- Goal of the exercise
Quote every line below exactly and skip any picture.

- Material provided
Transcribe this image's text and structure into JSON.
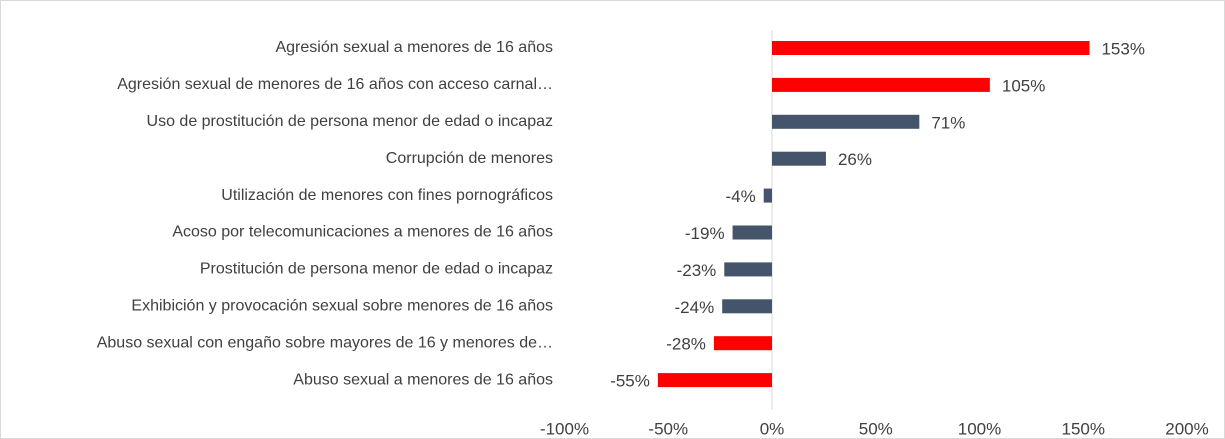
{
  "chart_data": {
    "type": "hbar",
    "categories": [
      "Agresión sexual a menores de 16 años",
      "Agresión sexual de menores de 16 años con acceso carnal…",
      "Uso de prostitución de persona menor de edad o incapaz",
      "Corrupción de menores",
      "Utilización de menores con fines pornográficos",
      "Acoso por telecomunicaciones a menores de 16 años",
      "Prostitución de persona menor de edad o incapaz",
      "Exhibición y provocación sexual sobre menores de 16 años",
      "Abuso sexual con engaño sobre mayores de 16 y menores de…",
      "Abuso sexual a menores de 16 años"
    ],
    "values": [
      153,
      105,
      71,
      26,
      -4,
      -19,
      -23,
      -24,
      -28,
      -55
    ],
    "value_labels": [
      "153%",
      "105%",
      "71%",
      "26%",
      "-4%",
      "-19%",
      "-23%",
      "-24%",
      "-28%",
      "-55%"
    ],
    "colors": [
      "#ff0000",
      "#ff0000",
      "#44546a",
      "#44546a",
      "#44546a",
      "#44546a",
      "#44546a",
      "#44546a",
      "#ff0000",
      "#ff0000"
    ],
    "xlim": [
      -100,
      200
    ],
    "xticks": [
      {
        "value": -100,
        "label": "-100%"
      },
      {
        "value": -50,
        "label": "-50%"
      },
      {
        "value": 0,
        "label": "0%"
      },
      {
        "value": 50,
        "label": "50%"
      },
      {
        "value": 100,
        "label": "100%"
      },
      {
        "value": 150,
        "label": "150%"
      },
      {
        "value": 200,
        "label": "200%"
      }
    ]
  }
}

- Task answer
Transcribe this image's text and structure into JSON.
{
  "chart_data": {
    "type": "hbar",
    "categories": [
      "Agresión sexual a menores de 16 años",
      "Agresión sexual de menores de 16 años con acceso carnal…",
      "Uso de prostitución de persona menor de edad o incapaz",
      "Corrupción de menores",
      "Utilización de menores con fines pornográficos",
      "Acoso por telecomunicaciones a menores de 16 años",
      "Prostitución de persona menor de edad o incapaz",
      "Exhibición y provocación sexual sobre menores de 16 años",
      "Abuso sexual con engaño sobre mayores de 16 y menores de…",
      "Abuso sexual a menores de 16 años"
    ],
    "values": [
      153,
      105,
      71,
      26,
      -4,
      -19,
      -23,
      -24,
      -28,
      -55
    ],
    "value_labels": [
      "153%",
      "105%",
      "71%",
      "26%",
      "-4%",
      "-19%",
      "-23%",
      "-24%",
      "-28%",
      "-55%"
    ],
    "colors": [
      "#ff0000",
      "#ff0000",
      "#44546a",
      "#44546a",
      "#44546a",
      "#44546a",
      "#44546a",
      "#44546a",
      "#ff0000",
      "#ff0000"
    ],
    "xlim": [
      -100,
      200
    ],
    "xticks": [
      {
        "value": -100,
        "label": "-100%"
      },
      {
        "value": -50,
        "label": "-50%"
      },
      {
        "value": 0,
        "label": "0%"
      },
      {
        "value": 50,
        "label": "50%"
      },
      {
        "value": 100,
        "label": "100%"
      },
      {
        "value": 150,
        "label": "150%"
      },
      {
        "value": 200,
        "label": "200%"
      }
    ]
  }
}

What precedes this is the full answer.